*** AVAILABLE DATA ***

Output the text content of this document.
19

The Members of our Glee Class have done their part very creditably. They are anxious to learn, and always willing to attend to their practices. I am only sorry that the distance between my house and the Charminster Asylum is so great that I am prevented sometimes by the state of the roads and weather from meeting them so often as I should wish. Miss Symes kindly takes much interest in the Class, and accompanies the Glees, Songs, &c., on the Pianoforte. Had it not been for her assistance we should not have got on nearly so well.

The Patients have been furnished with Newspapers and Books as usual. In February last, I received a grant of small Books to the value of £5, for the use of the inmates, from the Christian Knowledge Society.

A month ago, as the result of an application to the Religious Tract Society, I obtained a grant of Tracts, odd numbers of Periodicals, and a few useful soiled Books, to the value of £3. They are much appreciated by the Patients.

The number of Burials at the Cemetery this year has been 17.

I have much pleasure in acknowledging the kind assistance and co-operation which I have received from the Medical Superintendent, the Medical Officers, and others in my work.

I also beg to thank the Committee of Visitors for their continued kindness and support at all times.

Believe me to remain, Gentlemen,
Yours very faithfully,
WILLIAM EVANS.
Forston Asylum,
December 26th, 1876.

*** End of AVAILABLE DATA ***

▶ _EXERCISE DETAILS_
Write out all the records above one more time, exactly.

▶ _OUTPUT FOR THIS TASK_
Output the text content of this document.
19

The Members of our Glee Class have done their part very creditably. They are anxious to learn, and always willing to attend to their practices. I am only sorry that the distance between my house and the Charminster Asylum is so great that I am prevented sometimes by the state of the roads and weather from meeting them so often as I should wish. Miss Symes kindly takes much interest in the Class, and accompanies the Glees, Songs, &c., on the Pianoforte. Had it not been for her assistance we should not have got on nearly so well.

The Patients have been furnished with Newspapers and Books as usual. In February last, I received a grant of small Books to the value of £5, for the use of the inmates, from the Christian Knowledge Society.

A month ago, as the result of an application to the Religious Tract Society, I obtained a grant of Tracts, odd numbers of Periodicals, and a few useful soiled Books, to the value of £3. They are much appreciated by the Patients.

The number of Burials at the Cemetery this year has been 17.

I have much pleasure in acknowledging the kind assistance and co-operation which I have received from the Medical Superintendent, the Medical Officers, and others in my work.

I also beg to thank the Committee of Visitors for their continued kindness and support at all times.

Believe me to remain, Gentlemen,
Yours very faithfully,
WILLIAM EVANS.
Forston Asylum,
December 26th, 1876.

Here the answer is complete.